▸ **What is required**:
Find the lines holding the word "помещения" and collect them.
-- start Exercise input --
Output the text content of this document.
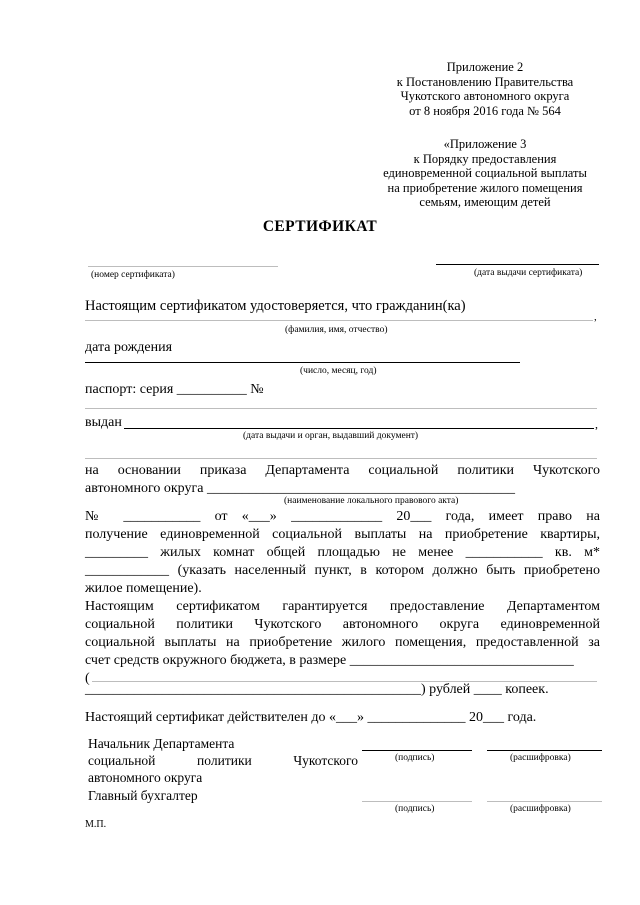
Приложение 2
к Постановлению Правительства
Чукотского автономного округа
от 8 ноября 2016 года № 564
«Приложение 3
к Порядку предоставления
единовременной социальной выплаты
на приобретение жилого помещения
семьям, имеющим детей
СЕРТИФИКАТ
(номер сертификата)	(дата выдачи сертификата)
Настоящим сертификатом удостоверяется, что гражданин(ка)
,
(фамилия, имя, отчество)
дата рождения
(число, месяц, год)
паспорт: серия __________ №
выдан	,
(дата выдачи и орган, выдавший документ)
на основании приказа Департамента социальной политики Чукотского
автономного округа ____________________________________________
(наименование локального правового акта)
№ ___________ от «___» _____________ 20___ года, имеет право на
получение единовременной социальной выплаты на приобретение квартиры,
_________ жилых комнат общей площадью не менее ___________ кв. м*
____________ (указать населенный пункт, в котором должно быть приобретено
жилое помещение).
Настоящим сертификатом гарантируется предоставление Департаментом
социальной политики Чукотского автономного округа единовременной
социальной выплаты на приобретение жилого помещения, предоставленной за
счет средств окружного бюджета, в размере ________________________________
(
________________________________________________) рублей ____ копеек.
Настоящий сертификат действителен до «___» ______________ 20___ года.
Начальник Департамента
социальной политики Чукотского
автономного округа
(подпись)	(расшифровка)
Главный бухгалтер
(подпись)	(расшифровка)
М.П.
-- end Exercise input --
▸ **Complete response**:
на приобретение жилого помещения
социальной выплаты на приобретение жилого помещения, предоставленной за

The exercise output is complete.